* Short exercise: Rewrite the material from its first line through the line containing "legend-entry: Moye xyxy=(647,26,682,41)", including that line, as a numbered list with any blank lines left out.

:: Exercise material ::

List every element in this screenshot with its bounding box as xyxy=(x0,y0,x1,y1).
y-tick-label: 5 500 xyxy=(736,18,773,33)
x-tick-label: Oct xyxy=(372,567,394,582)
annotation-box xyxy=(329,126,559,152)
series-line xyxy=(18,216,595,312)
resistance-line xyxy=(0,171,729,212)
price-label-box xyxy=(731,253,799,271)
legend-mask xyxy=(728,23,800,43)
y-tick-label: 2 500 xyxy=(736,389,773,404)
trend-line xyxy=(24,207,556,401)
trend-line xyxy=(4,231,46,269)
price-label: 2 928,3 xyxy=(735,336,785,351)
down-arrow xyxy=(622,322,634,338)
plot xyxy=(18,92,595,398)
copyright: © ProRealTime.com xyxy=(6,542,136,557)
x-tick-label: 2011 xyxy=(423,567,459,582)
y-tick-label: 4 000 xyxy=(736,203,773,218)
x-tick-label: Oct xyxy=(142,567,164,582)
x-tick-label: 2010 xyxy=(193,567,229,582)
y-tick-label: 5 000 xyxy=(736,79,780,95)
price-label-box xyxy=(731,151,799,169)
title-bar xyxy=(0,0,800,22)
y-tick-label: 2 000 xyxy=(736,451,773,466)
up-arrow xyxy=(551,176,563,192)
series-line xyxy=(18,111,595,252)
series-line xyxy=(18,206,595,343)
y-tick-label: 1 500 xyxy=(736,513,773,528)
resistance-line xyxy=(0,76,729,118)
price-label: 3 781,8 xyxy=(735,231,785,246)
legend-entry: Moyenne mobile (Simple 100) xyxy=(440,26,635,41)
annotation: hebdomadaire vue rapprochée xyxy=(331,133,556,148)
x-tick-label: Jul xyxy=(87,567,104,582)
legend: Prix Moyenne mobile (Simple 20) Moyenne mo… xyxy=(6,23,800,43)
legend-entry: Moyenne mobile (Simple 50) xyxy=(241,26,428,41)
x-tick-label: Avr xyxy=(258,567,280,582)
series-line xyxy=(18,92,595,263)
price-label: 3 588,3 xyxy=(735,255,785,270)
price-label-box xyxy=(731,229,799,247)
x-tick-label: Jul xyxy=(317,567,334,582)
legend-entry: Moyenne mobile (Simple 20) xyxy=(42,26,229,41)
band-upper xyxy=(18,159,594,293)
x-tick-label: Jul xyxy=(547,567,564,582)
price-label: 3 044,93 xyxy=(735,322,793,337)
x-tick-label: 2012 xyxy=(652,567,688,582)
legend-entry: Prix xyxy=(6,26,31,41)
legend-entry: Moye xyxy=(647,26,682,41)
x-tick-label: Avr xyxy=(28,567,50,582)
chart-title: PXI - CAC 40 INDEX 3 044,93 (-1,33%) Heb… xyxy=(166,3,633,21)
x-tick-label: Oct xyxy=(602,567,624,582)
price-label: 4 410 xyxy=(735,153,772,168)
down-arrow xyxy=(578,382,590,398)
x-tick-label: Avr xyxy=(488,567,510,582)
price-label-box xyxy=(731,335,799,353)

:::

* Completed exercise:
1. List every element in this screenshot with its bounding box as xyxy=(x0,y0,x1,y1).
2. y-tick-label: 5 500 xyxy=(736,18,773,33)
3. x-tick-label: Oct xyxy=(372,567,394,582)
4. annotation-box xyxy=(329,126,559,152)
5. series-line xyxy=(18,216,595,312)
6. resistance-line xyxy=(0,171,729,212)
7. price-label-box xyxy=(731,253,799,271)
8. legend-mask xyxy=(728,23,800,43)
9. y-tick-label: 2 500 xyxy=(736,389,773,404)
10. trend-line xyxy=(24,207,556,401)
11. trend-line xyxy=(4,231,46,269)
12. price-label: 2 928,3 xyxy=(735,336,785,351)
13. down-arrow xyxy=(622,322,634,338)
14. plot xyxy=(18,92,595,398)
15. copyright: © ProRealTime.com xyxy=(6,542,136,557)
16. x-tick-label: 2011 xyxy=(423,567,459,582)
17. y-tick-label: 4 000 xyxy=(736,203,773,218)
18. x-tick-label: Oct xyxy=(142,567,164,582)
19. x-tick-label: 2010 xyxy=(193,567,229,582)
20. y-tick-label: 5 000 xyxy=(736,79,780,95)
21. price-label-box xyxy=(731,151,799,169)
22. title-bar xyxy=(0,0,800,22)
23. y-tick-label: 2 000 xyxy=(736,451,773,466)
24. up-arrow xyxy=(551,176,563,192)
25. series-line xyxy=(18,111,595,252)
26. series-line xyxy=(18,206,595,343)
27. y-tick-label: 1 500 xyxy=(736,513,773,528)
28. resistance-line xyxy=(0,76,729,118)
29. price-label: 3 781,8 xyxy=(735,231,785,246)
30. legend-entry: Moyenne mobile (Simple 100) xyxy=(440,26,635,41)
31. annotation: hebdomadaire vue rapprochée xyxy=(331,133,556,148)
32. x-tick-label: Jul xyxy=(87,567,104,582)
33. legend: Prix Moyenne mobile (Simple 20) Moyenne mo… xyxy=(6,23,800,43)
34. legend-entry: Moyenne mobile (Simple 50) xyxy=(241,26,428,41)
35. x-tick-label: Avr xyxy=(258,567,280,582)
36. series-line xyxy=(18,92,595,263)
37. price-label: 3 588,3 xyxy=(735,255,785,270)
38. price-label-box xyxy=(731,229,799,247)
39. x-tick-label: Jul xyxy=(317,567,334,582)
40. legend-entry: Moyenne mobile (Simple 20) xyxy=(42,26,229,41)
41. band-upper xyxy=(18,159,594,293)
42. x-tick-label: Jul xyxy=(547,567,564,582)
43. price-label: 3 044,93 xyxy=(735,322,793,337)
44. x-tick-label: 2012 xyxy=(652,567,688,582)
45. legend-entry: Prix xyxy=(6,26,31,41)
46. legend-entry: Moye xyxy=(647,26,682,41)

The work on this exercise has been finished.